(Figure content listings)
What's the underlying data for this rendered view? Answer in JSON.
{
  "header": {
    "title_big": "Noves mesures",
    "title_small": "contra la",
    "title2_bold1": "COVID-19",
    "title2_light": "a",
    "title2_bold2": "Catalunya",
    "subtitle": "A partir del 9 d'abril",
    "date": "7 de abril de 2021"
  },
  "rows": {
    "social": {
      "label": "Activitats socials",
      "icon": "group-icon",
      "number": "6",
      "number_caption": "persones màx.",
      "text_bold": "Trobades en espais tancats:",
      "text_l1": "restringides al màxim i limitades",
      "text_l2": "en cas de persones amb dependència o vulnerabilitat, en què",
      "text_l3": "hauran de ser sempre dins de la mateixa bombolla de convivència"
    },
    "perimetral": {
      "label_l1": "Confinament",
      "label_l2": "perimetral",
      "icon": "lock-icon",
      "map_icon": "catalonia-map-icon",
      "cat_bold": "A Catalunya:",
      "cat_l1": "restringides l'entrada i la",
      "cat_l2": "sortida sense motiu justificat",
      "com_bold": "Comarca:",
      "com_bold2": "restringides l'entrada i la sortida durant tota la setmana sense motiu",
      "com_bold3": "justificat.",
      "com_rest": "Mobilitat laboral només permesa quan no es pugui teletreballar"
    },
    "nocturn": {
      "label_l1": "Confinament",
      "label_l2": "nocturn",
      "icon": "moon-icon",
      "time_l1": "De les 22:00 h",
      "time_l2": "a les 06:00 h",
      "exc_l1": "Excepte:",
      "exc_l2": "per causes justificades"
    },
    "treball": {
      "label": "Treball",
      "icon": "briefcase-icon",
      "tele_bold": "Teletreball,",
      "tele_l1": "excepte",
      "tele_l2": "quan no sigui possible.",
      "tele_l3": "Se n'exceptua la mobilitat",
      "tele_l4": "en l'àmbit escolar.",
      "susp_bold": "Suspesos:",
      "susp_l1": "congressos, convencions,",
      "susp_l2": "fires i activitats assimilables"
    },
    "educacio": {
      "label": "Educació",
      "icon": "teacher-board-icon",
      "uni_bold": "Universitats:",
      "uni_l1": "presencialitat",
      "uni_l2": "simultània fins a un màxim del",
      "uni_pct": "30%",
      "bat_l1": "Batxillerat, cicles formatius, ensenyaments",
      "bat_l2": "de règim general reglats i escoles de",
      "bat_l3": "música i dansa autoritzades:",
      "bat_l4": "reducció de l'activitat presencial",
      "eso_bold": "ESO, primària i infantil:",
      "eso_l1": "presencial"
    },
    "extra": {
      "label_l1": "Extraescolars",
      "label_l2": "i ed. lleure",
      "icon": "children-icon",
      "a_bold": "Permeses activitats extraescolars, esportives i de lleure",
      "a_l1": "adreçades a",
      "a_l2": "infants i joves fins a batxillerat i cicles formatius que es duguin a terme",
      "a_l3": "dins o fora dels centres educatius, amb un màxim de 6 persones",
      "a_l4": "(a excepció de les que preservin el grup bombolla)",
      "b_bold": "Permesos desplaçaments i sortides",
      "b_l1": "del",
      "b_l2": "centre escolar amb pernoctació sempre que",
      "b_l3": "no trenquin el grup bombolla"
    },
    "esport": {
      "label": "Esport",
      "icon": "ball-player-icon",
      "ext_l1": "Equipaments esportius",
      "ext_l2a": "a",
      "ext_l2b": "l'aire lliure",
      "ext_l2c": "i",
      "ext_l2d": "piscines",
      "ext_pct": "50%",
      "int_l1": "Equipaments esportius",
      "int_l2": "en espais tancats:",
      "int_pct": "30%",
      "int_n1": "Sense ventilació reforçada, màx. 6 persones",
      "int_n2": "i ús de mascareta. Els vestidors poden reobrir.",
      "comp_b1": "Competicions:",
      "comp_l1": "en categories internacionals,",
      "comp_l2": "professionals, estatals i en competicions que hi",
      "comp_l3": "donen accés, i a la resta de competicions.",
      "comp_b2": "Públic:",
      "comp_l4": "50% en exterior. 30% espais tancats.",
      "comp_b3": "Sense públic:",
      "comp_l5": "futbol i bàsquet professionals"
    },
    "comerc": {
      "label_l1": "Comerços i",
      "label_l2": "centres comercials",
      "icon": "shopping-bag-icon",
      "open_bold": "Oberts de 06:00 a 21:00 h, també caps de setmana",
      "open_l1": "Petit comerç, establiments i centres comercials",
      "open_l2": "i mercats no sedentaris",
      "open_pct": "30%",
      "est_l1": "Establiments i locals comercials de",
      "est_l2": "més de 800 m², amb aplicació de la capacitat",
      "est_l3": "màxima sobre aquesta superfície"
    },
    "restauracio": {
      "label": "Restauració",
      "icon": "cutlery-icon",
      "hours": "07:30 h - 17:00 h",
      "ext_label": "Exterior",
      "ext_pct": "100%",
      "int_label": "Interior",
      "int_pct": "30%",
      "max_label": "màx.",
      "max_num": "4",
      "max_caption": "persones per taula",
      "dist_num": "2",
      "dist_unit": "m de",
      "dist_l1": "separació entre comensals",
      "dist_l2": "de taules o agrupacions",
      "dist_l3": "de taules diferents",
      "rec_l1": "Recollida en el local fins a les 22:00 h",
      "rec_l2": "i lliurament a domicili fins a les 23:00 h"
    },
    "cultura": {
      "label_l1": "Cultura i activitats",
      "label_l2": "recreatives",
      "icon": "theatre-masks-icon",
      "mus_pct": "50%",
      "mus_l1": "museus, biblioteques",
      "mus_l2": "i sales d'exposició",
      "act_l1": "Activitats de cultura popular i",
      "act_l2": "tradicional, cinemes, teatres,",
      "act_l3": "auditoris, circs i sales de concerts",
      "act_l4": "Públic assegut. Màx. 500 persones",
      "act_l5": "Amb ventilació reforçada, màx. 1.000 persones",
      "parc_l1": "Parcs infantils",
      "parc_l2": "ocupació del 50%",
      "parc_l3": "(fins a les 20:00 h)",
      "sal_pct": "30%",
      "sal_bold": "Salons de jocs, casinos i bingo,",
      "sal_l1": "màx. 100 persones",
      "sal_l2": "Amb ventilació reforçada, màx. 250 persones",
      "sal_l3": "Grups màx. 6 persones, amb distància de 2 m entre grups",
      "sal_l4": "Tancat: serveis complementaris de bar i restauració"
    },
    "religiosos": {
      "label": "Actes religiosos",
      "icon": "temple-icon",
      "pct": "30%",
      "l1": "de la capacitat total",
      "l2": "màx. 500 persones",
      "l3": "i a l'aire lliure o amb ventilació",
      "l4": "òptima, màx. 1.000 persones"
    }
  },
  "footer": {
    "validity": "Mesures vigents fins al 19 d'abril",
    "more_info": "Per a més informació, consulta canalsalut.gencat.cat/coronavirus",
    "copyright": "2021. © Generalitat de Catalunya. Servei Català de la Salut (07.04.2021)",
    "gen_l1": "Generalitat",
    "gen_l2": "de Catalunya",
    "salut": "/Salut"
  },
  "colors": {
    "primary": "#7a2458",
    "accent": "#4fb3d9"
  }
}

• **ACTIVITY**:
A copy of each line above that holds the word "centres" is the expected answer.

• **WRITTEN REPLY**:
      "a_l3": "dins o fora dels centres educatius, amb un màxim de 6 persones",
      "label_l2": "centres comercials",
      "open_l1": "Petit comerç, establiments i centres comercials",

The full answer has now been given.